──────── MATERIALS PROVIDED ────────

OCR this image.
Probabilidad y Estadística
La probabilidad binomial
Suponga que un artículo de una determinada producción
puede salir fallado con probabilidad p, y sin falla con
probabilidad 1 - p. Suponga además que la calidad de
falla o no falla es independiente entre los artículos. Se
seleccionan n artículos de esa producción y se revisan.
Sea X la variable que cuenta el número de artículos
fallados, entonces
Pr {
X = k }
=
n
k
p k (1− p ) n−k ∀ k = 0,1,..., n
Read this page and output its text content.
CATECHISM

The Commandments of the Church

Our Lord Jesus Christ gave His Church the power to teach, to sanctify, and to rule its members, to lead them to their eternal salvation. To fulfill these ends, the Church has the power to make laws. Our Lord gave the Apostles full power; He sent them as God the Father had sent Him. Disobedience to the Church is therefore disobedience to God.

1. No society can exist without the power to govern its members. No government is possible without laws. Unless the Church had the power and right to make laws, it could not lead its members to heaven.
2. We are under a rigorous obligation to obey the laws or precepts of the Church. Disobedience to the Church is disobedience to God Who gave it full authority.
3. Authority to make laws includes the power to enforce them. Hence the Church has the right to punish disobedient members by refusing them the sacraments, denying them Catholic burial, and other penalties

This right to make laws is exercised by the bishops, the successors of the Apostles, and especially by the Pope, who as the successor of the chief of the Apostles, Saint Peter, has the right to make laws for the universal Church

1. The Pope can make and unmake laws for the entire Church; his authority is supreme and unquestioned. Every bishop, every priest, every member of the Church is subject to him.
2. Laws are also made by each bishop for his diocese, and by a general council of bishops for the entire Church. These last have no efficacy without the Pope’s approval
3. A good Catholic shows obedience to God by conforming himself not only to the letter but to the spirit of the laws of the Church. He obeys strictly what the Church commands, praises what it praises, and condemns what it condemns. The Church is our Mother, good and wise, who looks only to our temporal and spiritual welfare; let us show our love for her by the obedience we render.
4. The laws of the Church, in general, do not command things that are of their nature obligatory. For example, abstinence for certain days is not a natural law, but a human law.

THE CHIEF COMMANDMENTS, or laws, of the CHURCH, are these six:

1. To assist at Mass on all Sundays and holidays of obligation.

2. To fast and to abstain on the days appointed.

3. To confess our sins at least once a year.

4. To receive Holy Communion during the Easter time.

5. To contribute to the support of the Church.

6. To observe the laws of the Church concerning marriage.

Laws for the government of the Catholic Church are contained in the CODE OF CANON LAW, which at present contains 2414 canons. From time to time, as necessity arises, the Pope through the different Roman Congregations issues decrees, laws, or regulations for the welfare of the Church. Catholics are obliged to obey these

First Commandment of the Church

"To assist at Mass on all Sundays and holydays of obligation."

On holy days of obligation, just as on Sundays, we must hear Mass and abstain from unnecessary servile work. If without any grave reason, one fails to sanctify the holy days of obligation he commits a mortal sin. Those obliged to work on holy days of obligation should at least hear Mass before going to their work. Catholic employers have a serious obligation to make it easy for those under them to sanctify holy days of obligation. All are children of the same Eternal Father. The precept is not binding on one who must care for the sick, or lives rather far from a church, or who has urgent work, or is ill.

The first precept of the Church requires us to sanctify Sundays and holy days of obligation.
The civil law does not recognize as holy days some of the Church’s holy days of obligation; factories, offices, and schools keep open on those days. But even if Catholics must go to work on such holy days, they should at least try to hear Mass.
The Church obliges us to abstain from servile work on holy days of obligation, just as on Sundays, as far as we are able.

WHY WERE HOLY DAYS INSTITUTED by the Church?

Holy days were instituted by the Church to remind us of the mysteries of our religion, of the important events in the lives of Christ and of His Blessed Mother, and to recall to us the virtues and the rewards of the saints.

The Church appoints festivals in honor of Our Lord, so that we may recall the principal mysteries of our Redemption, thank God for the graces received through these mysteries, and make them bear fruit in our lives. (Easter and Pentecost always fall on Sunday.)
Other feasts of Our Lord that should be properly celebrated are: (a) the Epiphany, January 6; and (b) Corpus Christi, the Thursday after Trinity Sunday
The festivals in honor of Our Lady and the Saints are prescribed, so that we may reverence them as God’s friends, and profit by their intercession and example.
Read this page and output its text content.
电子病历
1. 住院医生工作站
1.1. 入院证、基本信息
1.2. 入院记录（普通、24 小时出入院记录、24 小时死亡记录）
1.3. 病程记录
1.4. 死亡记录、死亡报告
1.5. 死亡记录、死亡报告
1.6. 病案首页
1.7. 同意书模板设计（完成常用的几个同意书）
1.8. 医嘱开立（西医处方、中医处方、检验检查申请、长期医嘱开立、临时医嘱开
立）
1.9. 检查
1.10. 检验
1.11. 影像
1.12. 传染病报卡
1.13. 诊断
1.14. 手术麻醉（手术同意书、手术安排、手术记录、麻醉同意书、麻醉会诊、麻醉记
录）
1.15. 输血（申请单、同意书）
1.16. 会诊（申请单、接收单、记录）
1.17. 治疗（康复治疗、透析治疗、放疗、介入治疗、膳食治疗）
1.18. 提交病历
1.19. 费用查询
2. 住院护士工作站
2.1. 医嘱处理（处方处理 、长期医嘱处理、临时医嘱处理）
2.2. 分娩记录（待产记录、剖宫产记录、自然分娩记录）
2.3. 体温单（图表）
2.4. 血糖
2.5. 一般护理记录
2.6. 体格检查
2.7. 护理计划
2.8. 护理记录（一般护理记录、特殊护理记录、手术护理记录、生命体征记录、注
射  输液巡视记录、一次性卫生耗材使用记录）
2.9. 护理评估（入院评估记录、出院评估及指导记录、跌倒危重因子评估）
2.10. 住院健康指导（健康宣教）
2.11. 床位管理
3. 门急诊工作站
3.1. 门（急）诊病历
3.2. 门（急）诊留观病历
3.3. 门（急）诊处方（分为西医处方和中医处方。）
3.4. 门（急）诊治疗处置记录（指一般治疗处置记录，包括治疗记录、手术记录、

────────

- [REQUIREMENTS] Extract the full set of entries word for word.

- [SOLUTION FOR THIS PROBLEM]
OCR this image.
Probabilidad y Estadística
La probabilidad binomial
Suponga que un artículo de una determinada producción
puede salir fallado con probabilidad p, y sin falla con
probabilidad 1 - p. Suponga además que la calidad de
falla o no falla es independiente entre los artículos. Se
seleccionan n artículos de esa producción y se revisan.
Sea X la variable que cuenta el número de artículos
fallados, entonces
Pr {
X = k }
=
n
k
p k (1− p ) n−k ∀ k = 0,1,..., n
Read this page and output its text content.
CATECHISM

The Commandments of the Church

Our Lord Jesus Christ gave His Church the power to teach, to sanctify, and to rule its members, to lead them to their eternal salvation. To fulfill these ends, the Church has the power to make laws. Our Lord gave the Apostles full power; He sent them as God the Father had sent Him. Disobedience to the Church is therefore disobedience to God.

1. No society can exist without the power to govern its members. No government is possible without laws. Unless the Church had the power and right to make laws, it could not lead its members to heaven.
2. We are under a rigorous obligation to obey the laws or precepts of the Church. Disobedience to the Church is disobedience to God Who gave it full authority.
3. Authority to make laws includes the power to enforce them. Hence the Church has the right to punish disobedient members by refusing them the sacraments, denying them Catholic burial, and other penalties

This right to make laws is exercised by the bishops, the successors of the Apostles, and especially by the Pope, who as the successor of the chief of the Apostles, Saint Peter, has the right to make laws for the universal Church

1. The Pope can make and unmake laws for the entire Church; his authority is supreme and unquestioned. Every bishop, every priest, every member of the Church is subject to him.
2. Laws are also made by each bishop for his diocese, and by a general council of bishops for the entire Church. These last have no efficacy without the Pope’s approval
3. A good Catholic shows obedience to God by conforming himself not only to the letter but to the spirit of the laws of the Church. He obeys strictly what the Church commands, praises what it praises, and condemns what it condemns. The Church is our Mother, good and wise, who looks only to our temporal and spiritual welfare; let us show our love for her by the obedience we render.
4. The laws of the Church, in general, do not command things that are of their nature obligatory. For example, abstinence for certain days is not a natural law, but a human law.

THE CHIEF COMMANDMENTS, or laws, of the CHURCH, are these six:

1. To assist at Mass on all Sundays and holidays of obligation.

2. To fast and to abstain on the days appointed.

3. To confess our sins at least once a year.

4. To receive Holy Communion during the Easter time.

5. To contribute to the support of the Church.

6. To observe the laws of the Church concerning marriage.

Laws for the government of the Catholic Church are contained in the CODE OF CANON LAW, which at present contains 2414 canons. From time to time, as necessity arises, the Pope through the different Roman Congregations issues decrees, laws, or regulations for the welfare of the Church. Catholics are obliged to obey these

First Commandment of the Church

"To assist at Mass on all Sundays and holydays of obligation."

On holy days of obligation, just as on Sundays, we must hear Mass and abstain from unnecessary servile work. If without any grave reason, one fails to sanctify the holy days of obligation he commits a mortal sin. Those obliged to work on holy days of obligation should at least hear Mass before going to their work. Catholic employers have a serious obligation to make it easy for those under them to sanctify holy days of obligation. All are children of the same Eternal Father. The precept is not binding on one who must care for the sick, or lives rather far from a church, or who has urgent work, or is ill.

The first precept of the Church requires us to sanctify Sundays and holy days of obligation.
The civil law does not recognize as holy days some of the Church’s holy days of obligation; factories, offices, and schools keep open on those days. But even if Catholics must go to work on such holy days, they should at least try to hear Mass.
The Church obliges us to abstain from servile work on holy days of obligation, just as on Sundays, as far as we are able.

WHY WERE HOLY DAYS INSTITUTED by the Church?

Holy days were instituted by the Church to remind us of the mysteries of our religion, of the important events in the lives of Christ and of His Blessed Mother, and to recall to us the virtues and the rewards of the saints.

The Church appoints festivals in honor of Our Lord, so that we may recall the principal mysteries of our Redemption, thank God for the graces received through these mysteries, and make them bear fruit in our lives. (Easter and Pentecost always fall on Sunday.)
Other feasts of Our Lord that should be properly celebrated are: (a) the Epiphany, January 6; and (b) Corpus Christi, the Thursday after Trinity Sunday
The festivals in honor of Our Lady and the Saints are prescribed, so that we may reverence them as God’s friends, and profit by their intercession and example.
Read this page and output its text content.
电子病历
1. 住院医生工作站
1.1. 入院证、基本信息
1.2. 入院记录（普通、24 小时出入院记录、24 小时死亡记录）
1.3. 病程记录
1.4. 死亡记录、死亡报告
1.5. 死亡记录、死亡报告
1.6. 病案首页
1.7. 同意书模板设计（完成常用的几个同意书）
1.8. 医嘱开立（西医处方、中医处方、检验检查申请、长期医嘱开立、临时医嘱开
立）
1.9. 检查
1.10. 检验
1.11. 影像
1.12. 传染病报卡
1.13. 诊断
1.14. 手术麻醉（手术同意书、手术安排、手术记录、麻醉同意书、麻醉会诊、麻醉记
录）
1.15. 输血（申请单、同意书）
1.16. 会诊（申请单、接收单、记录）
1.17. 治疗（康复治疗、透析治疗、放疗、介入治疗、膳食治疗）
1.18. 提交病历
1.19. 费用查询
2. 住院护士工作站
2.1. 医嘱处理（处方处理 、长期医嘱处理、临时医嘱处理）
2.2. 分娩记录（待产记录、剖宫产记录、自然分娩记录）
2.3. 体温单（图表）
2.4. 血糖
2.5. 一般护理记录
2.6. 体格检查
2.7. 护理计划
2.8. 护理记录（一般护理记录、特殊护理记录、手术护理记录、生命体征记录、注
射  输液巡视记录、一次性卫生耗材使用记录）
2.9. 护理评估（入院评估记录、出院评估及指导记录、跌倒危重因子评估）
2.10. 住院健康指导（健康宣教）
2.11. 床位管理
3. 门急诊工作站
3.1. 门（急）诊病历
3.2. 门（急）诊留观病历
3.3. 门（急）诊处方（分为西医处方和中医处方。）
3.4. 门（急）诊治疗处置记录（指一般治疗处置记录，包括治疗记录、手术记录、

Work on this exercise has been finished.